== Instructions to follow ==
The records below must be copied in full; omit the images.

##### Dataset records

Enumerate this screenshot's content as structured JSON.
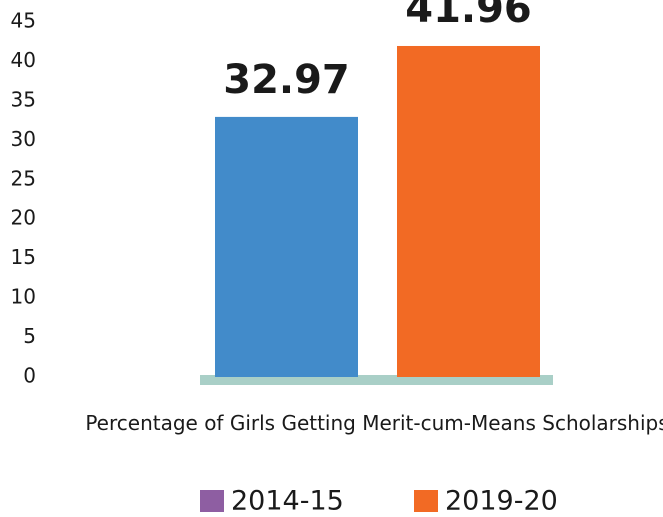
{
  "chart_data": {
    "type": "bar",
    "categories": [
      "Percentage of Girls Getting Merit-cum-Means Scholarships"
    ],
    "series": [
      {
        "name": "2014-15",
        "color": "#428bca",
        "legend_color": "#8e5ea2",
        "values": [
          32.97
        ]
      },
      {
        "name": "2019-20",
        "color": "#f26a24",
        "legend_color": "#f26a24",
        "values": [
          41.96
        ]
      }
    ],
    "ylim": [
      0,
      45
    ],
    "yticks": [
      0,
      5,
      10,
      15,
      20,
      25,
      30,
      35,
      40,
      45
    ],
    "grid": false
  }
}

##########

== Result of the task ==
Enumerate this screenshot's content as structured JSON.
{
  "chart_data": {
    "type": "bar",
    "categories": [
      "Percentage of Girls Getting Merit-cum-Means Scholarships"
    ],
    "series": [
      {
        "name": "2014-15",
        "color": "#428bca",
        "legend_color": "#8e5ea2",
        "values": [
          32.97
        ]
      },
      {
        "name": "2019-20",
        "color": "#f26a24",
        "legend_color": "#f26a24",
        "values": [
          41.96
        ]
      }
    ],
    "ylim": [
      0,
      45
    ],
    "yticks": [
      0,
      5,
      10,
      15,
      20,
      25,
      30,
      35,
      40,
      45
    ],
    "grid": false
  }
}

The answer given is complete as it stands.